Required work: The exercise asks you to copy every line below in which "在不同领域" appears.

--- Start of Provided records ---

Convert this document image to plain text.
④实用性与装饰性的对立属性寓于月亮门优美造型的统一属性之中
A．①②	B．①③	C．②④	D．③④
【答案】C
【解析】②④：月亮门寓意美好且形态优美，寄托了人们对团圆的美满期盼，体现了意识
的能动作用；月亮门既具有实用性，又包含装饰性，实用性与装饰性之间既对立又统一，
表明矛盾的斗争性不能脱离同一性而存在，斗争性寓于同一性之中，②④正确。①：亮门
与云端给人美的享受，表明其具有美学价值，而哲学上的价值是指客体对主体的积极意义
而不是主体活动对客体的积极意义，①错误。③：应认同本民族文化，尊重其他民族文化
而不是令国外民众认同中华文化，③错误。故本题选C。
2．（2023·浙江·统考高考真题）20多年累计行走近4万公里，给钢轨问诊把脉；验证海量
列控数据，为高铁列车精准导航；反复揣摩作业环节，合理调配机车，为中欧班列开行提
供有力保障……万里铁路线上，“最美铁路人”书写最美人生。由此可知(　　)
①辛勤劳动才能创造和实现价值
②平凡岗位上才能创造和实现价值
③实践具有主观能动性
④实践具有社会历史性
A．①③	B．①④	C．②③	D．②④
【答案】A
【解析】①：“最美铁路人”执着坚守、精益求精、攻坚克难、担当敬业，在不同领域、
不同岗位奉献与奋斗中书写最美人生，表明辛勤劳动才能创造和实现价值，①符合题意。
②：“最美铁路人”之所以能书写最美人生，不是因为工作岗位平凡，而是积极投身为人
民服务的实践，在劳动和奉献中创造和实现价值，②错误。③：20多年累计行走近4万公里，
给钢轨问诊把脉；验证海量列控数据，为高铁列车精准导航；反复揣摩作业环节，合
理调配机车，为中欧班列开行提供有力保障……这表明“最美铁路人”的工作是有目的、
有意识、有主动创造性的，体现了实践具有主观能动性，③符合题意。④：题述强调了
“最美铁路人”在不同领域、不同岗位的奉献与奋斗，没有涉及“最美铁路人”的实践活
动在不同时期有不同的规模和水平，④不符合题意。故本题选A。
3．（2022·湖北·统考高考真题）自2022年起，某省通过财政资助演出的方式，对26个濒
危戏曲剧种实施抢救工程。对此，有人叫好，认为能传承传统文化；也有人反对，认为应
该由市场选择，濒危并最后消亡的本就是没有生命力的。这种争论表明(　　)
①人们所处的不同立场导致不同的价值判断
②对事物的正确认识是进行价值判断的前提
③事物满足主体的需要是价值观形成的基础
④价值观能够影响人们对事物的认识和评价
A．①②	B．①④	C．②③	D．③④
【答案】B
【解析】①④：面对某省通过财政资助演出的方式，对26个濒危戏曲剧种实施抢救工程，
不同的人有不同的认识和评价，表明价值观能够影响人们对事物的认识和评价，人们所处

--- End of Provided records ---

Correct answer:
【解析】①：“最美铁路人”执着坚守、精益求精、攻坚克难、担当敬业，在不同领域、
“最美铁路人”在不同领域、不同岗位的奉献与奋斗，没有涉及“最美铁路人”的实践活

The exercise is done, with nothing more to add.